Go through the entries and say how many lines contain the string "JSON". The number is the whole answer.

Records for the task:
# # # #
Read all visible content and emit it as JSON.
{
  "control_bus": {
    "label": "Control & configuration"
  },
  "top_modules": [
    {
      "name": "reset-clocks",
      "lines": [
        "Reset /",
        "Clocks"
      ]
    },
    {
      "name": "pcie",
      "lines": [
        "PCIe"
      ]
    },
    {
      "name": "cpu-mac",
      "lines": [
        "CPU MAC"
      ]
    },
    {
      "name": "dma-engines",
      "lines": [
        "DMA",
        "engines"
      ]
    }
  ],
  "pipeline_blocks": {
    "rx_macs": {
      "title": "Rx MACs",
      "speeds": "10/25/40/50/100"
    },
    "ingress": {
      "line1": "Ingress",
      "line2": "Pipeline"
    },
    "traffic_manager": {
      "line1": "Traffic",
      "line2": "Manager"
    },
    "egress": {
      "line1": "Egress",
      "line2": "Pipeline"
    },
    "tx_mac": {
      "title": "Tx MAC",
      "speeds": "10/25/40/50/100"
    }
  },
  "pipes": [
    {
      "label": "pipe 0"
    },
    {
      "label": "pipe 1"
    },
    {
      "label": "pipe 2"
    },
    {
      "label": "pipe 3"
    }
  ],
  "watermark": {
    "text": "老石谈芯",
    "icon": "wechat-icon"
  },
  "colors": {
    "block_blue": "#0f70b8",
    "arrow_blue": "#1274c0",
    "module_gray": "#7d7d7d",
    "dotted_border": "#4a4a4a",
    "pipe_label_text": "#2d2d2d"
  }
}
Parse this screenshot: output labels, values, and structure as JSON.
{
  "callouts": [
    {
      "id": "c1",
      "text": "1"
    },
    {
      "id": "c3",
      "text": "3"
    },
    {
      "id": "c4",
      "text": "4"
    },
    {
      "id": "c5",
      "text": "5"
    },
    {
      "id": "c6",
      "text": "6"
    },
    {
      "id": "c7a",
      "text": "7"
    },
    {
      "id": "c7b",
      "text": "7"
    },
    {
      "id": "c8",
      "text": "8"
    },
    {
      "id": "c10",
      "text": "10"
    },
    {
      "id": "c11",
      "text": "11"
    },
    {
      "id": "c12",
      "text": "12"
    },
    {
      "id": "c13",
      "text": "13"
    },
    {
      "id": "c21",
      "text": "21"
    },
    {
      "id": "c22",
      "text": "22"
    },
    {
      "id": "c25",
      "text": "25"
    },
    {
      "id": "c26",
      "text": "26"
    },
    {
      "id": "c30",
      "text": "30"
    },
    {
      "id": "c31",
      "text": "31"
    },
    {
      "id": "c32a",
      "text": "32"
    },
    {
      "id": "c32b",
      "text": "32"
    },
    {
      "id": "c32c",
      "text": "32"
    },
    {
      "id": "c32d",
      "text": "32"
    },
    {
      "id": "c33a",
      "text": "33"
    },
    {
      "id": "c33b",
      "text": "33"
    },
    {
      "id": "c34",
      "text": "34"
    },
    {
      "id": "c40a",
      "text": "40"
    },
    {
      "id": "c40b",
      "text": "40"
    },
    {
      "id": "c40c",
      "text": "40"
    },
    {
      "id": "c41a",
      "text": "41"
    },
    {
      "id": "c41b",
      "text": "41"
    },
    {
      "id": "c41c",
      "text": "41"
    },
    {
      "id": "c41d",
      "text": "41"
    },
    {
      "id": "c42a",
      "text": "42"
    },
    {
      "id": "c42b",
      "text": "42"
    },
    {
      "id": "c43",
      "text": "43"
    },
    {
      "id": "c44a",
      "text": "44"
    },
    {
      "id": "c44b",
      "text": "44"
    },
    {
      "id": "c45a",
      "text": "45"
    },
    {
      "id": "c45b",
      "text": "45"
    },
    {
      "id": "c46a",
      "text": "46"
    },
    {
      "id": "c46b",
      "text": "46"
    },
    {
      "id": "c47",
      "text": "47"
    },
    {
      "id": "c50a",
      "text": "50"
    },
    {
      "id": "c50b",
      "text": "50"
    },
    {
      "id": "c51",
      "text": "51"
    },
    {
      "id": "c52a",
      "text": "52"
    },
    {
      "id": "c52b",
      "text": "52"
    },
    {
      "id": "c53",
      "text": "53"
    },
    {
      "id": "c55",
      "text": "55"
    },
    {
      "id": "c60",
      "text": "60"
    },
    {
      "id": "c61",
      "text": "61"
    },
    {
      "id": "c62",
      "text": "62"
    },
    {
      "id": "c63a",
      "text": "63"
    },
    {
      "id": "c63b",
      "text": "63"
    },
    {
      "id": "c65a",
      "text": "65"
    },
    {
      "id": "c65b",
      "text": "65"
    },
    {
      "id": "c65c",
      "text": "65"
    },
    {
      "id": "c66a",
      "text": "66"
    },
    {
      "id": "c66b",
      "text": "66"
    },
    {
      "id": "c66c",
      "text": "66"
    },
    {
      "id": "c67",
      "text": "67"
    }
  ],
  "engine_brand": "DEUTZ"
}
# # # #
Answer for the task:
2